**Figure record listings:**
-------
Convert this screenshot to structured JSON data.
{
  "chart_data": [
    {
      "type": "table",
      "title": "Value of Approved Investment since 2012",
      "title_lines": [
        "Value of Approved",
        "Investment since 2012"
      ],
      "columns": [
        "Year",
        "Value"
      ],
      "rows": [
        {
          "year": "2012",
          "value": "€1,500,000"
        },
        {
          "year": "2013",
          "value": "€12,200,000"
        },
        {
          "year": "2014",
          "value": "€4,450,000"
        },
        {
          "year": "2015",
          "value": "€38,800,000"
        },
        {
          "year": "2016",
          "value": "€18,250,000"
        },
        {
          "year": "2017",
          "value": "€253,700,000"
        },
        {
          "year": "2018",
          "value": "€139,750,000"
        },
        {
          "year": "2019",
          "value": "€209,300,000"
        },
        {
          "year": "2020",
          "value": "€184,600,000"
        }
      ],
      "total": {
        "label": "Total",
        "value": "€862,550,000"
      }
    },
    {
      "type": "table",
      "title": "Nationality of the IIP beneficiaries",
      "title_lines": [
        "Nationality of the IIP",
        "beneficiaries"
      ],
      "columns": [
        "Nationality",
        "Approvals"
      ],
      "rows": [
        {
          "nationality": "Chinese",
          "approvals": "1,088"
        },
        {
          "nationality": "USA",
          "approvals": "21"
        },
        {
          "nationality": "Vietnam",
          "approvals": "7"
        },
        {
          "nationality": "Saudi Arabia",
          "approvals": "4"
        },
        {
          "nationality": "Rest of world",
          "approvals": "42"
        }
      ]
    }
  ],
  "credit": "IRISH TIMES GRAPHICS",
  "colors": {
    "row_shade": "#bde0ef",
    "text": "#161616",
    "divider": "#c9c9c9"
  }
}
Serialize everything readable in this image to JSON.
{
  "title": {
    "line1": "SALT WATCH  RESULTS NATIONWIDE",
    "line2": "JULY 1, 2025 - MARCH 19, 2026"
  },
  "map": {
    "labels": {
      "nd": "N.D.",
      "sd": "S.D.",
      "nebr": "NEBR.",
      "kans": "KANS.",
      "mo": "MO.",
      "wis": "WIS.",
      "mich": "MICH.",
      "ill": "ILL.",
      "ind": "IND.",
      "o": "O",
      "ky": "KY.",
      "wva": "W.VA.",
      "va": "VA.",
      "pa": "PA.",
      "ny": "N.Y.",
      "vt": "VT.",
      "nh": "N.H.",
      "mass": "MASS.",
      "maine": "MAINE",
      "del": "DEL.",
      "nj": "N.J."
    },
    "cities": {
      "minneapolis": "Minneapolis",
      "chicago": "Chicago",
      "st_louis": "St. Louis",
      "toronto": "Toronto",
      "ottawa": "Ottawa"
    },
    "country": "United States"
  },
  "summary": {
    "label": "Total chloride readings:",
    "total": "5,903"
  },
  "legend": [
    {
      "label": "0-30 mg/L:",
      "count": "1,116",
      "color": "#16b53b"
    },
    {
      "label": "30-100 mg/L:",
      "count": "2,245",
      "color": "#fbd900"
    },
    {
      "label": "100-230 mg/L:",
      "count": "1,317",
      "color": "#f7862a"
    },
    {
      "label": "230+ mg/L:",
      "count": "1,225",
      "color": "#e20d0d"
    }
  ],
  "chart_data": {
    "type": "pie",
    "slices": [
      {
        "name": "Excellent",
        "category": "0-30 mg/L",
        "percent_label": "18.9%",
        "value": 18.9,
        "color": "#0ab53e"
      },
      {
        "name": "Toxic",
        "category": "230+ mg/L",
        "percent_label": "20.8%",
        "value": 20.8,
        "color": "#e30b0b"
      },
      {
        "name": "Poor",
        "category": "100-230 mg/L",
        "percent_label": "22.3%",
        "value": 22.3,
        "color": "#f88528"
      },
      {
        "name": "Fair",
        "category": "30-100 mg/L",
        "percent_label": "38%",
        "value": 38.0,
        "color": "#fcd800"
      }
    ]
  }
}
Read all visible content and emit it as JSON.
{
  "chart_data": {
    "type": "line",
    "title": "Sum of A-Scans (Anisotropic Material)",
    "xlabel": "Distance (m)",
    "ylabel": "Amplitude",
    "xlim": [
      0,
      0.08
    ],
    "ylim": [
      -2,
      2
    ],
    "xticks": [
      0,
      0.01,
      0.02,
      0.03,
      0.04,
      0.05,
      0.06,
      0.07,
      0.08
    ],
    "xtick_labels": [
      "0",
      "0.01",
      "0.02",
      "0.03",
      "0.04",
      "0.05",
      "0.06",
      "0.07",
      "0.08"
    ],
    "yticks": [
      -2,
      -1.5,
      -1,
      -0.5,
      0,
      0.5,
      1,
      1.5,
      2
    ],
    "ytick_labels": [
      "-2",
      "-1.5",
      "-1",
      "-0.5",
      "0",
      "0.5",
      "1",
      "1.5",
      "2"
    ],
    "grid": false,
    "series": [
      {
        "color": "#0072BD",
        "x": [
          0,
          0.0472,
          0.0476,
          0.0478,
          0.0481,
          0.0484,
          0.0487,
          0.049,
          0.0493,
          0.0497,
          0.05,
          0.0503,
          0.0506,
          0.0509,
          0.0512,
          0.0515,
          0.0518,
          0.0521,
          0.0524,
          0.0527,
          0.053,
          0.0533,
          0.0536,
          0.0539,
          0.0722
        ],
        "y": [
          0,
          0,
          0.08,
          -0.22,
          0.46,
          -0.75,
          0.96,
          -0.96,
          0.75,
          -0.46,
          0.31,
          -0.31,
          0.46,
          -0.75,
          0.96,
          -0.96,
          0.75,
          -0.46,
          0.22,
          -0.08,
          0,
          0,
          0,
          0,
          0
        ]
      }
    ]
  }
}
-------
**Exercise directions:** Would you reproduce all the entries exactly?

**The response:**
Convert this screenshot to structured JSON data.
{
  "chart_data": [
    {
      "type": "table",
      "title": "Value of Approved Investment since 2012",
      "title_lines": [
        "Value of Approved",
        "Investment since 2012"
      ],
      "columns": [
        "Year",
        "Value"
      ],
      "rows": [
        {
          "year": "2012",
          "value": "€1,500,000"
        },
        {
          "year": "2013",
          "value": "€12,200,000"
        },
        {
          "year": "2014",
          "value": "€4,450,000"
        },
        {
          "year": "2015",
          "value": "€38,800,000"
        },
        {
          "year": "2016",
          "value": "€18,250,000"
        },
        {
          "year": "2017",
          "value": "€253,700,000"
        },
        {
          "year": "2018",
          "value": "€139,750,000"
        },
        {
          "year": "2019",
          "value": "€209,300,000"
        },
        {
          "year": "2020",
          "value": "€184,600,000"
        }
      ],
      "total": {
        "label": "Total",
        "value": "€862,550,000"
      }
    },
    {
      "type": "table",
      "title": "Nationality of the IIP beneficiaries",
      "title_lines": [
        "Nationality of the IIP",
        "beneficiaries"
      ],
      "columns": [
        "Nationality",
        "Approvals"
      ],
      "rows": [
        {
          "nationality": "Chinese",
          "approvals": "1,088"
        },
        {
          "nationality": "USA",
          "approvals": "21"
        },
        {
          "nationality": "Vietnam",
          "approvals": "7"
        },
        {
          "nationality": "Saudi Arabia",
          "approvals": "4"
        },
        {
          "nationality": "Rest of world",
          "approvals": "42"
        }
      ]
    }
  ],
  "credit": "IRISH TIMES GRAPHICS",
  "colors": {
    "row_shade": "#bde0ef",
    "text": "#161616",
    "divider": "#c9c9c9"
  }
}
Serialize everything readable in this image to JSON.
{
  "title": {
    "line1": "SALT WATCH  RESULTS NATIONWIDE",
    "line2": "JULY 1, 2025 - MARCH 19, 2026"
  },
  "map": {
    "labels": {
      "nd": "N.D.",
      "sd": "S.D.",
      "nebr": "NEBR.",
      "kans": "KANS.",
      "mo": "MO.",
      "wis": "WIS.",
      "mich": "MICH.",
      "ill": "ILL.",
      "ind": "IND.",
      "o": "O",
      "ky": "KY.",
      "wva": "W.VA.",
      "va": "VA.",
      "pa": "PA.",
      "ny": "N.Y.",
      "vt": "VT.",
      "nh": "N.H.",
      "mass": "MASS.",
      "maine": "MAINE",
      "del": "DEL.",
      "nj": "N.J."
    },
    "cities": {
      "minneapolis": "Minneapolis",
      "chicago": "Chicago",
      "st_louis": "St. Louis",
      "toronto": "Toronto",
      "ottawa": "Ottawa"
    },
    "country": "United States"
  },
  "summary": {
    "label": "Total chloride readings:",
    "total": "5,903"
  },
  "legend": [
    {
      "label": "0-30 mg/L:",
      "count": "1,116",
      "color": "#16b53b"
    },
    {
      "label": "30-100 mg/L:",
      "count": "2,245",
      "color": "#fbd900"
    },
    {
      "label": "100-230 mg/L:",
      "count": "1,317",
      "color": "#f7862a"
    },
    {
      "label": "230+ mg/L:",
      "count": "1,225",
      "color": "#e20d0d"
    }
  ],
  "chart_data": {
    "type": "pie",
    "slices": [
      {
        "name": "Excellent",
        "category": "0-30 mg/L",
        "percent_label": "18.9%",
        "value": 18.9,
        "color": "#0ab53e"
      },
      {
        "name": "Toxic",
        "category": "230+ mg/L",
        "percent_label": "20.8%",
        "value": 20.8,
        "color": "#e30b0b"
      },
      {
        "name": "Poor",
        "category": "100-230 mg/L",
        "percent_label": "22.3%",
        "value": 22.3,
        "color": "#f88528"
      },
      {
        "name": "Fair",
        "category": "30-100 mg/L",
        "percent_label": "38%",
        "value": 38.0,
        "color": "#fcd800"
      }
    ]
  }
}
Read all visible content and emit it as JSON.
{
  "chart_data": {
    "type": "line",
    "title": "Sum of A-Scans (Anisotropic Material)",
    "xlabel": "Distance (m)",
    "ylabel": "Amplitude",
    "xlim": [
      0,
      0.08
    ],
    "ylim": [
      -2,
      2
    ],
    "xticks": [
      0,
      0.01,
      0.02,
      0.03,
      0.04,
      0.05,
      0.06,
      0.07,
      0.08
    ],
    "xtick_labels": [
      "0",
      "0.01",
      "0.02",
      "0.03",
      "0.04",
      "0.05",
      "0.06",
      "0.07",
      "0.08"
    ],
    "yticks": [
      -2,
      -1.5,
      -1,
      -0.5,
      0,
      0.5,
      1,
      1.5,
      2
    ],
    "ytick_labels": [
      "-2",
      "-1.5",
      "-1",
      "-0.5",
      "0",
      "0.5",
      "1",
      "1.5",
      "2"
    ],
    "grid": false,
    "series": [
      {
        "color": "#0072BD",
        "x": [
          0,
          0.0472,
          0.0476,
          0.0478,
          0.0481,
          0.0484,
          0.0487,
          0.049,
          0.0493,
          0.0497,
          0.05,
          0.0503,
          0.0506,
          0.0509,
          0.0512,
          0.0515,
          0.0518,
          0.0521,
          0.0524,
          0.0527,
          0.053,
          0.0533,
          0.0536,
          0.0539,
          0.0722
        ],
        "y": [
          0,
          0,
          0.08,
          -0.22,
          0.46,
          -0.75,
          0.96,
          -0.96,
          0.75,
          -0.46,
          0.31,
          -0.31,
          0.46,
          -0.75,
          0.96,
          -0.96,
          0.75,
          -0.46,
          0.22,
          -0.08,
          0,
          0,
          0,
          0,
          0
        ]
      }
    ]
  }
}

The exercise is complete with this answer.